What is expected:
Revise the data below so that each occurrence of "divider" reads "separator", leaving everything else unchanged.

************

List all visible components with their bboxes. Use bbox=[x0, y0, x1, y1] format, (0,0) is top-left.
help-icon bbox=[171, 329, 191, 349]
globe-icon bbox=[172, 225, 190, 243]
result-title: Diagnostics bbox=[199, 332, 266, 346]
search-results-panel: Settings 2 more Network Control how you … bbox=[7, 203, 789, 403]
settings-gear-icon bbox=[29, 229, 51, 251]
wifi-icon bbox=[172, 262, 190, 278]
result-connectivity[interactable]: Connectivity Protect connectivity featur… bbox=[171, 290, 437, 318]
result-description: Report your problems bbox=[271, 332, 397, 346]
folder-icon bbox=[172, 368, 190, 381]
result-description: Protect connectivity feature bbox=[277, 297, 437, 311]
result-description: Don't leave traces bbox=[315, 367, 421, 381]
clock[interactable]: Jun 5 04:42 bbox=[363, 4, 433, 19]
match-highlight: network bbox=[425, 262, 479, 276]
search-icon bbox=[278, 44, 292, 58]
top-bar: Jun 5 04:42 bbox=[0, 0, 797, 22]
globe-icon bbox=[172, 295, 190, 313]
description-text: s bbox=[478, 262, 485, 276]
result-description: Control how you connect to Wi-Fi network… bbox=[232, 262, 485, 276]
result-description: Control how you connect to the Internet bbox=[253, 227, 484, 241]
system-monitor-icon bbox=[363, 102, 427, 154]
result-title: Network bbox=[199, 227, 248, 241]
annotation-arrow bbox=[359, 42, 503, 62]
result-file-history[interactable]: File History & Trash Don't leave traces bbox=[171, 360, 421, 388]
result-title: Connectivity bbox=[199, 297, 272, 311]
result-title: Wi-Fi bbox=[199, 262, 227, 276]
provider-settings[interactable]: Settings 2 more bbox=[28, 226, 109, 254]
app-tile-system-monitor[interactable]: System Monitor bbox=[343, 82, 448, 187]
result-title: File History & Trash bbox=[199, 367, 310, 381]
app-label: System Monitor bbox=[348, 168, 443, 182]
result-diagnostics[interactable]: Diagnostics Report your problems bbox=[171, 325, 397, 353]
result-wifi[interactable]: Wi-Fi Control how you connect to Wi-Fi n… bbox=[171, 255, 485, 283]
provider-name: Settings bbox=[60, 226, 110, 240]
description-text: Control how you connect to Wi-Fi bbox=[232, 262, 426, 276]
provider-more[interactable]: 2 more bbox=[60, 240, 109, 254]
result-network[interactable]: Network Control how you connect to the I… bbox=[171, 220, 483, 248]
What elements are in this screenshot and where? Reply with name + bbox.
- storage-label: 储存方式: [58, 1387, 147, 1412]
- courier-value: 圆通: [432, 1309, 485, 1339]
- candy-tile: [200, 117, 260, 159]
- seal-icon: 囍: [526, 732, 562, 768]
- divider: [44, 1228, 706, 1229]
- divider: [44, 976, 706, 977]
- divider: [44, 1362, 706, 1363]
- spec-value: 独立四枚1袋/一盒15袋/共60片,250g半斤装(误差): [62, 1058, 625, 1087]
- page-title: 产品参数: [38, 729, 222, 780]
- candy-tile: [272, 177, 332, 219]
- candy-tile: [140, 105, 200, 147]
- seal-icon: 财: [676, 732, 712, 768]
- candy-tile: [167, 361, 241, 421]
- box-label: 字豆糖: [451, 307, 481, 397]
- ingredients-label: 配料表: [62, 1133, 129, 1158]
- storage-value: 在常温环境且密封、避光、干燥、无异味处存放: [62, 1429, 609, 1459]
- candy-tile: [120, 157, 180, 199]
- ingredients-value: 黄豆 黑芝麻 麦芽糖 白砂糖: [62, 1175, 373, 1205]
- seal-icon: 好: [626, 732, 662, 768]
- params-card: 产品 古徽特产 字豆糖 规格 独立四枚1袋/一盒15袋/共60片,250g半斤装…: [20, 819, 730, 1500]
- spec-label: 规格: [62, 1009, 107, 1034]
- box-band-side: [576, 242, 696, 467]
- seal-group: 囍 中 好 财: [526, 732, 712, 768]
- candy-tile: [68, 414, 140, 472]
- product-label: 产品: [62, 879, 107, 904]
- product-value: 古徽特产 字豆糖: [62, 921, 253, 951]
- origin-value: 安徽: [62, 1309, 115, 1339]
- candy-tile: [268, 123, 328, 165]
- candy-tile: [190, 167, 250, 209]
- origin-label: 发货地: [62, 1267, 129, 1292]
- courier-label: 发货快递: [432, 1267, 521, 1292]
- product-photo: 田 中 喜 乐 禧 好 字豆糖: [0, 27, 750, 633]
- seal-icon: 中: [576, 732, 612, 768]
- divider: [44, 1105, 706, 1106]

************

Written response:
List all visible components with their bboxes. Use bbox=[x0, y0, x1, y1] format, (0,0) is top-left.
help-icon bbox=[171, 329, 191, 349]
globe-icon bbox=[172, 225, 190, 243]
result-title: Diagnostics bbox=[199, 332, 266, 346]
search-results-panel: Settings 2 more Network Control how you … bbox=[7, 203, 789, 403]
settings-gear-icon bbox=[29, 229, 51, 251]
wifi-icon bbox=[172, 262, 190, 278]
result-connectivity[interactable]: Connectivity Protect connectivity featur… bbox=[171, 290, 437, 318]
result-description: Report your problems bbox=[271, 332, 397, 346]
folder-icon bbox=[172, 368, 190, 381]
result-description: Protect connectivity feature bbox=[277, 297, 437, 311]
result-description: Don't leave traces bbox=[315, 367, 421, 381]
clock[interactable]: Jun 5 04:42 bbox=[363, 4, 433, 19]
match-highlight: network bbox=[425, 262, 479, 276]
search-icon bbox=[278, 44, 292, 58]
top-bar: Jun 5 04:42 bbox=[0, 0, 797, 22]
globe-icon bbox=[172, 295, 190, 313]
description-text: s bbox=[478, 262, 485, 276]
result-description: Control how you connect to Wi-Fi network… bbox=[232, 262, 485, 276]
result-description: Control how you connect to the Internet bbox=[253, 227, 484, 241]
system-monitor-icon bbox=[363, 102, 427, 154]
result-title: Network bbox=[199, 227, 248, 241]
annotation-arrow bbox=[359, 42, 503, 62]
result-file-history[interactable]: File History & Trash Don't leave traces bbox=[171, 360, 421, 388]
result-title: Connectivity bbox=[199, 297, 272, 311]
result-title: Wi-Fi bbox=[199, 262, 227, 276]
provider-settings[interactable]: Settings 2 more bbox=[28, 226, 109, 254]
app-tile-system-monitor[interactable]: System Monitor bbox=[343, 82, 448, 187]
result-title: File History & Trash bbox=[199, 367, 310, 381]
app-label: System Monitor bbox=[348, 168, 443, 182]
result-diagnostics[interactable]: Diagnostics Report your problems bbox=[171, 325, 397, 353]
result-wifi[interactable]: Wi-Fi Control how you connect to Wi-Fi n… bbox=[171, 255, 485, 283]
provider-name: Settings bbox=[60, 226, 110, 240]
description-text: Control how you connect to Wi-Fi bbox=[232, 262, 426, 276]
provider-more[interactable]: 2 more bbox=[60, 240, 109, 254]
result-network[interactable]: Network Control how you connect to the I… bbox=[171, 220, 483, 248]
What elements are in this screenshot and where? Reply with name + bbox.
- storage-label: 储存方式: [58, 1387, 147, 1412]
- courier-value: 圆通: [432, 1309, 485, 1339]
- candy-tile: [200, 117, 260, 159]
- seal-icon: 囍: [526, 732, 562, 768]
- separator: [44, 1228, 706, 1229]
- separator: [44, 976, 706, 977]
- separator: [44, 1362, 706, 1363]
- spec-value: 独立四枚1袋/一盒15袋/共60片,250g半斤装(误差): [62, 1058, 625, 1087]
- page-title: 产品参数: [38, 729, 222, 780]
- candy-tile: [272, 177, 332, 219]
- candy-tile: [140, 105, 200, 147]
- seal-icon: 财: [676, 732, 712, 768]
- candy-tile: [167, 361, 241, 421]
- box-label: 字豆糖: [451, 307, 481, 397]
- ingredients-label: 配料表: [62, 1133, 129, 1158]
- storage-value: 在常温环境且密封、避光、干燥、无异味处存放: [62, 1429, 609, 1459]
- candy-tile: [120, 157, 180, 199]
- ingredients-value: 黄豆 黑芝麻 麦芽糖 白砂糖: [62, 1175, 373, 1205]
- seal-icon: 好: [626, 732, 662, 768]
- params-card: 产品 古徽特产 字豆糖 规格 独立四枚1袋/一盒15袋/共60片,250g半斤装…: [20, 819, 730, 1500]
- spec-label: 规格: [62, 1009, 107, 1034]
- box-band-side: [576, 242, 696, 467]
- seal-group: 囍 中 好 财: [526, 732, 712, 768]
- candy-tile: [68, 414, 140, 472]
- product-label: 产品: [62, 879, 107, 904]
- product-value: 古徽特产 字豆糖: [62, 921, 253, 951]
- origin-value: 安徽: [62, 1309, 115, 1339]
- candy-tile: [268, 123, 328, 165]
- candy-tile: [190, 167, 250, 209]
- origin-label: 发货地: [62, 1267, 129, 1292]
- courier-label: 发货快递: [432, 1267, 521, 1292]
- product-photo: 田 中 喜 乐 禧 好 字豆糖: [0, 27, 750, 633]
- seal-icon: 中: [576, 732, 612, 768]
- separator: [44, 1105, 706, 1106]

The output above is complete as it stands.